>>>

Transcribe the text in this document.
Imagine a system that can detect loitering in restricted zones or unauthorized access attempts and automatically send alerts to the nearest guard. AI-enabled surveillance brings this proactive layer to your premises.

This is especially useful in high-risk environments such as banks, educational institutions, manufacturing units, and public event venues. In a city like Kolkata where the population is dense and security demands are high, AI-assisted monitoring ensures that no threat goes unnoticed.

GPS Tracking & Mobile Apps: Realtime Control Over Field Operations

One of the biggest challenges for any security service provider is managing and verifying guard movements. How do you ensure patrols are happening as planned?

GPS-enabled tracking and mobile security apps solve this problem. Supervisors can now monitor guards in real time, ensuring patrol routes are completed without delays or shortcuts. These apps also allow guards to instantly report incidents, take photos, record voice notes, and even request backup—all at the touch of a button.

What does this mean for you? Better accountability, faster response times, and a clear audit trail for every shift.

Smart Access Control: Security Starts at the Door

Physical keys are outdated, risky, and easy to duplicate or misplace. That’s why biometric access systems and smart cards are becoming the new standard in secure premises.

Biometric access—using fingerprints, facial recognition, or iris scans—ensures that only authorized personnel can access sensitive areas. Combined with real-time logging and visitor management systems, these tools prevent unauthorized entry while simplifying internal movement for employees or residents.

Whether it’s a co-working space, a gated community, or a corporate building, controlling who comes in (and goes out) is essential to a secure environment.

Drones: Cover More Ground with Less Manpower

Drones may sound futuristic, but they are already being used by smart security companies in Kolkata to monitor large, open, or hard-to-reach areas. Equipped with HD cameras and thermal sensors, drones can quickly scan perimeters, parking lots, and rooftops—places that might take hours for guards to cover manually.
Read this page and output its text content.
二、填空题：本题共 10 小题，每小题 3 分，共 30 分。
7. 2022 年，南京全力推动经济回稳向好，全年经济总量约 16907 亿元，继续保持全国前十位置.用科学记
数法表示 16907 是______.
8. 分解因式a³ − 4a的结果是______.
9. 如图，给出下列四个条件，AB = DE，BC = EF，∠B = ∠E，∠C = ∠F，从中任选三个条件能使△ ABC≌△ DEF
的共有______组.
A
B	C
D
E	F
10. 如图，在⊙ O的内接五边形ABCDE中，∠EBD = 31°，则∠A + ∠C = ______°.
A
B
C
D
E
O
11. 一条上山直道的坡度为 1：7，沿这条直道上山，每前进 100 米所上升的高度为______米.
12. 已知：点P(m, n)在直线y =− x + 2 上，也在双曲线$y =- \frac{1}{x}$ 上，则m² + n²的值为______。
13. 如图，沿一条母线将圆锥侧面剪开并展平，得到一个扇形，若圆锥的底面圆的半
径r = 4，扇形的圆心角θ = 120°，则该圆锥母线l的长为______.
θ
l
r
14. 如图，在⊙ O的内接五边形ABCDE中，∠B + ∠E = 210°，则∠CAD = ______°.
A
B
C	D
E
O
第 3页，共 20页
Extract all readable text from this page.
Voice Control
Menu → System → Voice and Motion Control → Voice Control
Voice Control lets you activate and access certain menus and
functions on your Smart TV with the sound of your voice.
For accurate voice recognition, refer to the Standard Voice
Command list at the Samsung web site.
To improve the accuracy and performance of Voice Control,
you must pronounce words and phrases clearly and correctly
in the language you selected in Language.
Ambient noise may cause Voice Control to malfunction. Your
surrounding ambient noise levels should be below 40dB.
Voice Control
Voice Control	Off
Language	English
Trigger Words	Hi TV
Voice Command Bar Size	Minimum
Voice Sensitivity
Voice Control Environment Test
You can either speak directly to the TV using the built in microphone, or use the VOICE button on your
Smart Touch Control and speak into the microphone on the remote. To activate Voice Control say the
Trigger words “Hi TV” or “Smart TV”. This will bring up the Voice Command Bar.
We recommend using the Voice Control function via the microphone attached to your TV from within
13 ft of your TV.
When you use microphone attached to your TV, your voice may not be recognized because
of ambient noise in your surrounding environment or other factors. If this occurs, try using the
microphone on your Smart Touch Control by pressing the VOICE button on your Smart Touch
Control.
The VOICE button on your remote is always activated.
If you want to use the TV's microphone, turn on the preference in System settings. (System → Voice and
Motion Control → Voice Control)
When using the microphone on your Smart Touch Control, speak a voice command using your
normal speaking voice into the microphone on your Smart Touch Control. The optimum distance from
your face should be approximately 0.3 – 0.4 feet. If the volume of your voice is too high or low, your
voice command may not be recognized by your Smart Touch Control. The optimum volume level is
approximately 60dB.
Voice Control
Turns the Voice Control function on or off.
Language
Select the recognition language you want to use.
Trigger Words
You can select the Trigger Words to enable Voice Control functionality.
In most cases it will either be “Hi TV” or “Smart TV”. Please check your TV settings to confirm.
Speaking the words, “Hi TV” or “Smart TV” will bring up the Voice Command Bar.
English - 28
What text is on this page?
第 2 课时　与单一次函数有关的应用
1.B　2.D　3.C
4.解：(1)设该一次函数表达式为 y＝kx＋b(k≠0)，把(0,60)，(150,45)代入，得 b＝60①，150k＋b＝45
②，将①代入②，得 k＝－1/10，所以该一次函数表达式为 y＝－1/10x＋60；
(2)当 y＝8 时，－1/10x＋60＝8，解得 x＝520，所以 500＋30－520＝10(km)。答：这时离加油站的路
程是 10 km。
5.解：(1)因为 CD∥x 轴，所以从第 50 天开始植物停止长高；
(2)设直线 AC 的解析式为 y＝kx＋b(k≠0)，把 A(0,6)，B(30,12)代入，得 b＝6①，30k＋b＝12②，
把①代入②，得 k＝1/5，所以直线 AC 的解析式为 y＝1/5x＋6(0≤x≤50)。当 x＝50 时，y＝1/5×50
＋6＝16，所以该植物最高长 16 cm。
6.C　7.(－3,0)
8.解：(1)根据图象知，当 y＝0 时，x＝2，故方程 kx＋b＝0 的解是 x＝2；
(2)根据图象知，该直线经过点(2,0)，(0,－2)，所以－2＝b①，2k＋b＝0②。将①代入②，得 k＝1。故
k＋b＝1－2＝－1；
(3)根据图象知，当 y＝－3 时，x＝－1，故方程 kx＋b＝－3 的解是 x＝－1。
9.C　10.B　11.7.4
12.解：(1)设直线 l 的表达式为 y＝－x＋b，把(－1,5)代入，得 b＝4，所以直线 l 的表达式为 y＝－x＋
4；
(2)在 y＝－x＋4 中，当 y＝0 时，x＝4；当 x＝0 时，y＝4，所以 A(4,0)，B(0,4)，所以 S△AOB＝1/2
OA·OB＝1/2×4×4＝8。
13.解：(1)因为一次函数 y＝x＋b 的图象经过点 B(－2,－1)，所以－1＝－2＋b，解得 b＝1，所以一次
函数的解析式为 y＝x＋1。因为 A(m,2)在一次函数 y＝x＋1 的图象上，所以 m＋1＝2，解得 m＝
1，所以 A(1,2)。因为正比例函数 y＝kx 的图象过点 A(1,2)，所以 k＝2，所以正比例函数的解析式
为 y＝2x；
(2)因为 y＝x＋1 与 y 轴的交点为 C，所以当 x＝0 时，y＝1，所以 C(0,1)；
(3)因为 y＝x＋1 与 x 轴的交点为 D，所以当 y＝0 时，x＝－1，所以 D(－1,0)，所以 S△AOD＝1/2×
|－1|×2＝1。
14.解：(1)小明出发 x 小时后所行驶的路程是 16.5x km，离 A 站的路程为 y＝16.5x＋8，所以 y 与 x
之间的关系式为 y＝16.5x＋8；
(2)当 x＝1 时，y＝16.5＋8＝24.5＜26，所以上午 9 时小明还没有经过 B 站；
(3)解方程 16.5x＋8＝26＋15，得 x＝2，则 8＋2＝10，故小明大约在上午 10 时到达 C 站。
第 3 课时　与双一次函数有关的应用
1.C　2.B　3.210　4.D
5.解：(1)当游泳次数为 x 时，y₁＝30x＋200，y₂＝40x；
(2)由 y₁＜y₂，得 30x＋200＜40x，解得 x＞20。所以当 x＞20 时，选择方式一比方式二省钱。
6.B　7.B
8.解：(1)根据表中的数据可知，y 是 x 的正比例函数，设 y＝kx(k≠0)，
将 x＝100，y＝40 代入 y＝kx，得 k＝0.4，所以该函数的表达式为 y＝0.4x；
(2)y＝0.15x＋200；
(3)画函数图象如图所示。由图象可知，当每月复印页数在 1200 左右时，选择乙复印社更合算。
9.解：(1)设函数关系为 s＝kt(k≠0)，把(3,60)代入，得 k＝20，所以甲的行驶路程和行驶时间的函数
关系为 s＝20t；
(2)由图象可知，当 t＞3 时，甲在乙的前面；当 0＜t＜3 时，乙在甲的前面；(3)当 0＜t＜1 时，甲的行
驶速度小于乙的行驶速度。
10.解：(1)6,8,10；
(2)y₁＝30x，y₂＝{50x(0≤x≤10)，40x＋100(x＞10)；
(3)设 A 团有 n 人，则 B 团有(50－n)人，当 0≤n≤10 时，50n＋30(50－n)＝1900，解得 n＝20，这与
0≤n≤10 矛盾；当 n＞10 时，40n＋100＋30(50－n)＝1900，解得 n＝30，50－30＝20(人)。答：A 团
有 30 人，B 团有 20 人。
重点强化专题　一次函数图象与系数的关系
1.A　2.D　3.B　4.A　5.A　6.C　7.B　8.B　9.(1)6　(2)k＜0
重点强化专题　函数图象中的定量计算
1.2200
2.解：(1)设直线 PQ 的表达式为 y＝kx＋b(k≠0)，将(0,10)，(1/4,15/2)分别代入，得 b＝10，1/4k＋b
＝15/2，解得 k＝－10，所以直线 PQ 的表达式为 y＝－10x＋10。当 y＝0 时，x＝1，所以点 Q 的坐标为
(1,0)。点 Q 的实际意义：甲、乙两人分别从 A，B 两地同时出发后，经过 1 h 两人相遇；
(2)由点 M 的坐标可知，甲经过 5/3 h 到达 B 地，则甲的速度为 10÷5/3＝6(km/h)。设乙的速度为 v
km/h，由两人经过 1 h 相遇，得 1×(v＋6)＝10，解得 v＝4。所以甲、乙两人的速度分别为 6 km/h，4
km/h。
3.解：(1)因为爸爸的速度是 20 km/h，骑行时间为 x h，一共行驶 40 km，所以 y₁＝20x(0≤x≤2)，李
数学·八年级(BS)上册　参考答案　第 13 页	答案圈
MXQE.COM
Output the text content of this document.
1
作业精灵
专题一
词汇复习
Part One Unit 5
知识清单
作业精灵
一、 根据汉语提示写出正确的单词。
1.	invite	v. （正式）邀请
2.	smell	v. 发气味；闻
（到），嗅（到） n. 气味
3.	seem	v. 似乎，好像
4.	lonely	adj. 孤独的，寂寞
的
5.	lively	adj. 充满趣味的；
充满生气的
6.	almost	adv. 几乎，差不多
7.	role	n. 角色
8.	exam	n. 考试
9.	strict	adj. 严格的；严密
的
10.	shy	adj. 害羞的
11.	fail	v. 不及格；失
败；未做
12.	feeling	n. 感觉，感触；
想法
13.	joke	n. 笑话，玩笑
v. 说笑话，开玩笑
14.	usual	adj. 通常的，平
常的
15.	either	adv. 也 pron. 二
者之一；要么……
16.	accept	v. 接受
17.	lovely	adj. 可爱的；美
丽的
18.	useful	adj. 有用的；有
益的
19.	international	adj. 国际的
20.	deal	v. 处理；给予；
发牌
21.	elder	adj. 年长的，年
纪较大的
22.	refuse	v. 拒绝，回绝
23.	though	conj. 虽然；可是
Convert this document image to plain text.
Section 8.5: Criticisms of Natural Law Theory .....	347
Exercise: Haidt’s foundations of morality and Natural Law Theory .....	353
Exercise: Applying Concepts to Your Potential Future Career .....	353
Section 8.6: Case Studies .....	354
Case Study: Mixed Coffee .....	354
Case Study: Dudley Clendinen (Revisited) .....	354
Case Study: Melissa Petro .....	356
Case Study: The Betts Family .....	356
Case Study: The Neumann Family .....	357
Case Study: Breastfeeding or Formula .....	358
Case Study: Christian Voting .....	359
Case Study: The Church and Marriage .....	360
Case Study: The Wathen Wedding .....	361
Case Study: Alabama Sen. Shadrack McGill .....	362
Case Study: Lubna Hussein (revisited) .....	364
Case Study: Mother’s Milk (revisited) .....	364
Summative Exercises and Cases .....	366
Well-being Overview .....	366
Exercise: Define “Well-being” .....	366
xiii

<<<

Goal
Report only the number of lines in the data above that contain "由图象可知".

Response
2